* _Stored entries_
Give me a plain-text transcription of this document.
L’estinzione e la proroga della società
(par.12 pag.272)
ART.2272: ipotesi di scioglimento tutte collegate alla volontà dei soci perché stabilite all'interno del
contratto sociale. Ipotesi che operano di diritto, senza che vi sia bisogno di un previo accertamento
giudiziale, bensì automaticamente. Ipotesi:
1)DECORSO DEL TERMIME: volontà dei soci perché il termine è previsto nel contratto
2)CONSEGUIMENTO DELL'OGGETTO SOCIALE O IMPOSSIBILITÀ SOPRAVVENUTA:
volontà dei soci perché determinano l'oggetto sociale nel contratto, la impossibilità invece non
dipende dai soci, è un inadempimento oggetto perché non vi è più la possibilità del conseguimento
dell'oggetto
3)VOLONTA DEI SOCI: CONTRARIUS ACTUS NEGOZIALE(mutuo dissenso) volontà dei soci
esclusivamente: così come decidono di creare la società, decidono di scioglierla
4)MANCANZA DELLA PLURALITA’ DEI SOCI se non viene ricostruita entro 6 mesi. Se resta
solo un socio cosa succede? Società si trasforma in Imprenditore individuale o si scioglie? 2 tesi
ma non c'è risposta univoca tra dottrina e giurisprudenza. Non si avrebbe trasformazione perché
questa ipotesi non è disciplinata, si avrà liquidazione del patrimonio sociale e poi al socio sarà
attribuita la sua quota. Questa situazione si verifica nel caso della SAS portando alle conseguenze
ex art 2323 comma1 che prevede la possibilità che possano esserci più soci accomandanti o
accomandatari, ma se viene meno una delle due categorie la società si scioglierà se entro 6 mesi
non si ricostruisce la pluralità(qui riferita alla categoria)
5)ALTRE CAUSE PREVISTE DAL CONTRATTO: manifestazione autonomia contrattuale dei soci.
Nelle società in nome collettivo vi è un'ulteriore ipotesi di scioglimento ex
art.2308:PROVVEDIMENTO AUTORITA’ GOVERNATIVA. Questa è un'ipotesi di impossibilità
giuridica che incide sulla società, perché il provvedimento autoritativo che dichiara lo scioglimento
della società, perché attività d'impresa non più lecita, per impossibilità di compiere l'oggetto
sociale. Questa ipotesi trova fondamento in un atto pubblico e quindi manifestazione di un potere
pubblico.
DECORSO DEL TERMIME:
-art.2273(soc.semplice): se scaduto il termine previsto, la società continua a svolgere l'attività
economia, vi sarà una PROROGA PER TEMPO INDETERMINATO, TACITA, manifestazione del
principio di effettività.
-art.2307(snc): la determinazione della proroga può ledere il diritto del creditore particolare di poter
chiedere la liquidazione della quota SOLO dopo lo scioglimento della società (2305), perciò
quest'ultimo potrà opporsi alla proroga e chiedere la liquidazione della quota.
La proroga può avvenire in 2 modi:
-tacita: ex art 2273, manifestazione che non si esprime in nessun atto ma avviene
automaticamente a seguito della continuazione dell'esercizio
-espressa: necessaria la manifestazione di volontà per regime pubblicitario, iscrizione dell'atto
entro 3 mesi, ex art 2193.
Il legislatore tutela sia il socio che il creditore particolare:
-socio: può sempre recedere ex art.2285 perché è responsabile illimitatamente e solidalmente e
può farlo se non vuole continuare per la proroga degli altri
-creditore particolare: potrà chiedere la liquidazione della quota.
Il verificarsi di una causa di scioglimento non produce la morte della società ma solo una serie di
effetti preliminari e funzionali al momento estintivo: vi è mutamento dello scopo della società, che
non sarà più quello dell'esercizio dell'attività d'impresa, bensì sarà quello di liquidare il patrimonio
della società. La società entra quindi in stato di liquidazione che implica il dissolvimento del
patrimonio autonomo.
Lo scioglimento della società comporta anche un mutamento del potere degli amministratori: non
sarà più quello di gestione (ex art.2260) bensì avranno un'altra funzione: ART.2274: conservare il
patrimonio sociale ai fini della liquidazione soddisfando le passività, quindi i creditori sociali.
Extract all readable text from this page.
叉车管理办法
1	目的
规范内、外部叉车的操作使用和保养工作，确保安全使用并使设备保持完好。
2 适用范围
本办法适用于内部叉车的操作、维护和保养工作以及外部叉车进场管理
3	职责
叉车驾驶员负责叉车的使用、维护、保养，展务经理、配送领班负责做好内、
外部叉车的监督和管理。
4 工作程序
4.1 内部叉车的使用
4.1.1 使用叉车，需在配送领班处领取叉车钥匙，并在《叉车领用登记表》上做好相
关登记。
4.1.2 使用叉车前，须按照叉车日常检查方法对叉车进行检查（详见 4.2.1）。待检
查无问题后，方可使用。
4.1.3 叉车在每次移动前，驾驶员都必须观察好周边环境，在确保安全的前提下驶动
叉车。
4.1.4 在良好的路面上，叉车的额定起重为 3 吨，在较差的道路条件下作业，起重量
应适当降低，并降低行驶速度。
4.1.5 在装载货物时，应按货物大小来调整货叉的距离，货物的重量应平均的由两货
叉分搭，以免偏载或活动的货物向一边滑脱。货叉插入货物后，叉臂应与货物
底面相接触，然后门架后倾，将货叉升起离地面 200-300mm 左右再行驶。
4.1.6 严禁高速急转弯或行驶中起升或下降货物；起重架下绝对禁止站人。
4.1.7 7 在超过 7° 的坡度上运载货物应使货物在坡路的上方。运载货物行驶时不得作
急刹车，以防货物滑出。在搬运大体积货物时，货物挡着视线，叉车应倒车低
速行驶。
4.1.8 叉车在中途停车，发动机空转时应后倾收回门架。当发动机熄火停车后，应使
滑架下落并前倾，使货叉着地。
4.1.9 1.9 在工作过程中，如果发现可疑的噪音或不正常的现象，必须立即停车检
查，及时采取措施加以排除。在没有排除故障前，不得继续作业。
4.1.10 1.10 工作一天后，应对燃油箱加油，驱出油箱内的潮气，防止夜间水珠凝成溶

* _Task brief_
Only a number is expected here: the count of lines in the listing that hold the string "DECORSO".

* _The answer_
2